Univariate analysis showed a significant difference for OR-time between the prestented and nonstented URS procedures for ureteral stones, but this was not confirmed by multifactorial analysis. This is explainable by a confounding with participating centers. Netsch et al. 9 also did not find an influence of prestenting on OR-time.
Prestenting did not result in fewer patients requiring a stent postoperatively. On the contrary, more patients who were prestented also received a stent at the end of stone treatment. This might be explainable by a tendency of some surgeons/centers to play it safe, which manifested before and after the procedure.
The outlined benefits of prestenting on success rates of URS have to be weighed up against the additional morbidity caused by the indwelling Double-J stent. Although this was not part of our study, multiple publications show that as much as 80% of stented patients suffer from various symptoms, including pain, voiding and storage symptoms, sexual dysfunction, and decrease in general health perception and work performance. 20 –22 Furthermore, prestenting requires an additional procedure with its own risks.
This study has some limitations that need to be considered. The foremost is its retrospective and uncontrolled nature. As this was not a randomized trial, the results are prone to influence by treatment bias. There is some heterogeneity in the protocols of the contributing centers regarding intraoperative technique and equipment such as the use of a UAS for proximal ureter stones. Differences between the centers might have influenced the results. On the other hand, this reflects the various approaches utilized in different clinical settings and thereby allows for a better generalization of the results.

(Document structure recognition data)
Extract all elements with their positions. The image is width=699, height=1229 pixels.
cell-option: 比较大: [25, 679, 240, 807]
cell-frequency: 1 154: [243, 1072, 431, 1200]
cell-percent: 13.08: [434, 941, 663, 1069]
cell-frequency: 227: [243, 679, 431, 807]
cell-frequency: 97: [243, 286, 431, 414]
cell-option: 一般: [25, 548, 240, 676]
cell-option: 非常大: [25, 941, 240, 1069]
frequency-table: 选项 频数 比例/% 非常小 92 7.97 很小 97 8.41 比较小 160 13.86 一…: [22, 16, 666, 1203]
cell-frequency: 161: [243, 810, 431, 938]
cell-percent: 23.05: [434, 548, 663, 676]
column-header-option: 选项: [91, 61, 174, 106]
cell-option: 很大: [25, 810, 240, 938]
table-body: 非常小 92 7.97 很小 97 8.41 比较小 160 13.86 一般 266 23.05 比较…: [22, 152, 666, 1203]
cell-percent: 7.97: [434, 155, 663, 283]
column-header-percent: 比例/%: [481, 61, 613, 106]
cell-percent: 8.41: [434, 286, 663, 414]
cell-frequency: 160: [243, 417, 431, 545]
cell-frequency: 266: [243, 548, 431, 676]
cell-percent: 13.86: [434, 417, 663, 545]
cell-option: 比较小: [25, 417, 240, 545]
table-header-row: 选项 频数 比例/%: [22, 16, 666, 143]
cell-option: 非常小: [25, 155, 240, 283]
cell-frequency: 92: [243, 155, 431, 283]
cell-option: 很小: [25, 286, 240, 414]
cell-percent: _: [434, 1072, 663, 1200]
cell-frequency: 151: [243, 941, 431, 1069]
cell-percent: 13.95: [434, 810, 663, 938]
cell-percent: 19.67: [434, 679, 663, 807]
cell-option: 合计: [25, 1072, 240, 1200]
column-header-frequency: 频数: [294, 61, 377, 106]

• [ASSIGNED TASK A]:
Translate this sentence from the passage on prestenting into Spanish: "Prestenting did not result in fewer patients requiring a stent postoperatively."
• [ASSIGNED TASK B]:
Carry on the passage on prestenting from its last sentence.

• [EXERCISE RESPONSE A]:
La colocación previa de un stent no dio lugar a un menor número de pacientes que necesitaran un stent en el postoperatorio.

• [EXERCISE RESPONSE B]:
In addition, we did not analyze the impact of the duration of prestenting on the outcome. Like in the already published literature, we were not able to present data about the time a Double-J stent should be left in the ureter to gain the mentioned benefits. Further evaluation of this topic would be desirable.
Conclusions
URS is a safe and efficient treatment option for urinary stones of all localizations, whether the patient was prestented or not. OR-time was not influenced by prestenting. For kidney stones, prestenting is an excellent concept to improve SFR and lower the complication rate. We could not find a significant influence of prestenting on SFR for URS of ureteral stones, but without prestenting, the complication rate was higher. These findings need to be weighed up against Doube-J stent-related complications as well as discomfort and reduction in quality of life, which were not part of this study.
Footnotes
Author Disclosure Statement
No competing financial interests exist.